> **SOURCE RECORDS**
****************************************

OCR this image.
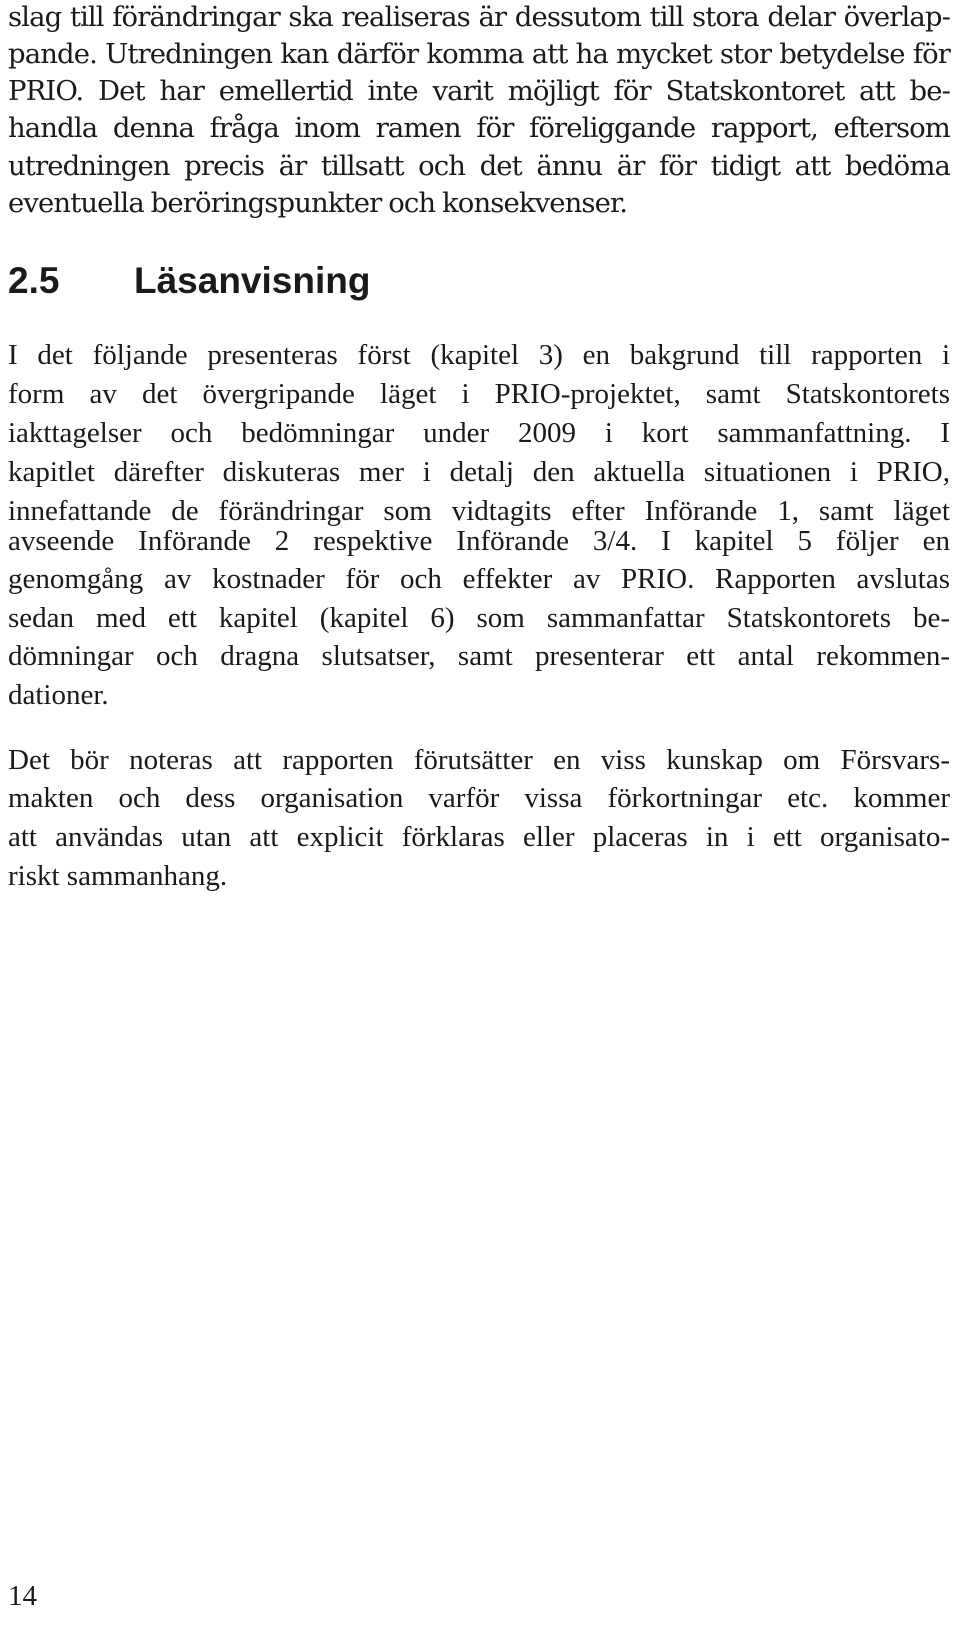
slag till förändringar ska realiseras är dessutom till stora delar överlap-
pande. Utredningen kan därför komma att ha mycket stor betydelse för
PRIO. Det har emellertid inte varit möjligt för Statskontoret att be-
handla denna fråga inom ramen för föreliggande rapport, eftersom
utredningen precis är tillsatt och det ännu är för tidigt att bedöma
eventuella beröringspunkter och konsekvenser.
2.5 Läsanvisning
I det följande presenteras först (kapitel 3) en bakgrund till rapporten i
form av det övergripande läget i PRIO-projektet, samt Statskontorets
iakttagelser och bedömningar under 2009 i kort sammanfattning. I
kapitlet därefter diskuteras mer i detalj den aktuella situationen i PRIO,
innefattande de förändringar som vidtagits efter Införande 1, samt läget
avseende Införande 2 respektive Införande 3/4. I kapitel 5 följer en
genomgång av kostnader för och effekter av PRIO. Rapporten avslutas
sedan med ett kapitel (kapitel 6) som sammanfattar Statskontorets be-
dömningar och dragna slutsatser, samt presenterar ett antal rekommen-
dationer.
Det bör noteras att rapporten förutsätter en viss kunskap om Försvars-
makten och dess organisation varför vissa förkortningar etc. kommer
att användas utan att explicit förklaras eller placeras in i ett organisato-
riskt sammanhang.
14
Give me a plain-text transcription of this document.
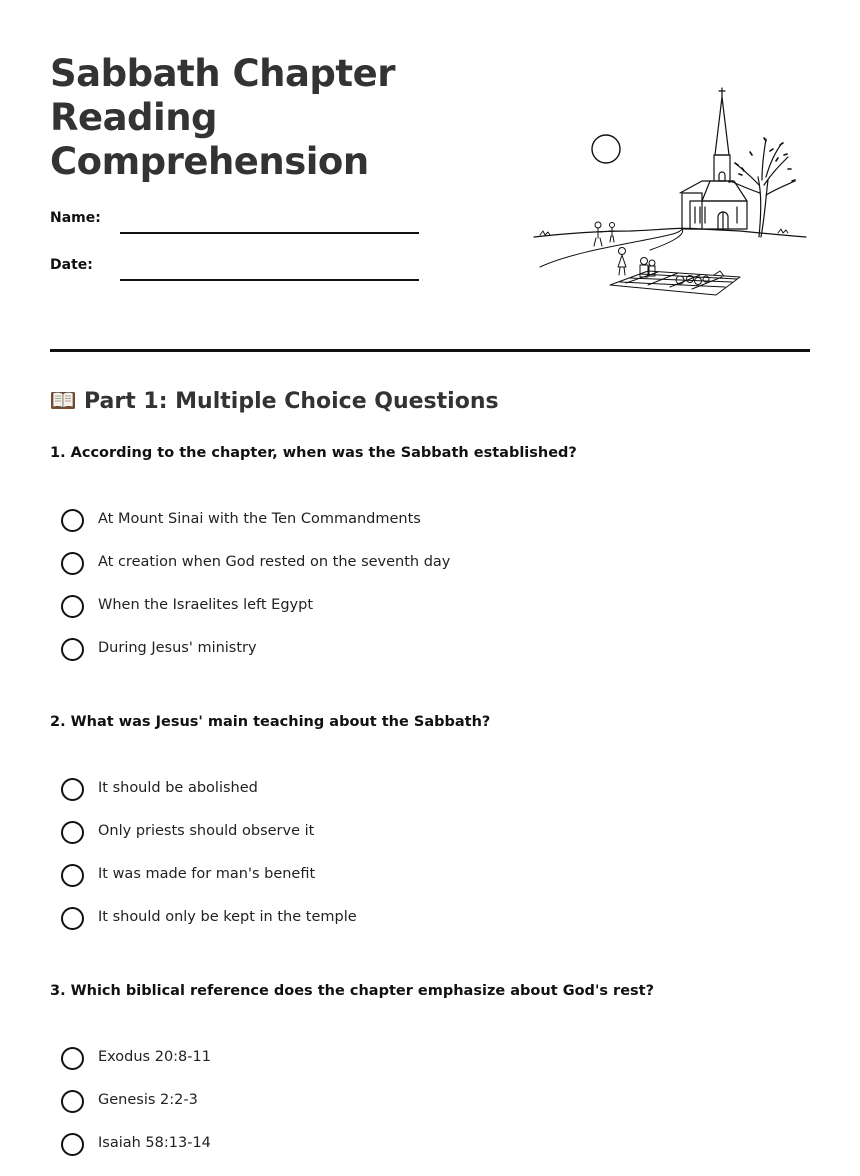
Sabbath Chapter Reading Comprehension
Name:
Date:
Part 1: Multiple Choice Questions

1. According to the chapter, when was the Sabbath established?

At Mount Sinai with the Ten Commandments
At creation when God rested on the seventh day
When the Israelites left Egypt
During Jesus' ministry

2. What was Jesus' main teaching about the Sabbath?

It should be abolished
Only priests should observe it
It was made for man's benefit
It should only be kept in the temple

3. Which biblical reference does the chapter emphasize about God's rest?

Exodus 20:8-11
Genesis 2:2-3
Isaiah 58:13-14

****************************************

> **WORK INSTRUCTIONS**
Copy out the lines of the records above in which the string "PRIO" appears.

> **TASK ANSWER**
PRIO. Det har emellertid inte varit möjligt för Statskontoret att be-
form av det övergripande läget i PRIO-projektet, samt Statskontorets
kapitlet därefter diskuteras mer i detalj den aktuella situationen i PRIO,
genomgång av kostnader för och effekter av PRIO. Rapporten avslutas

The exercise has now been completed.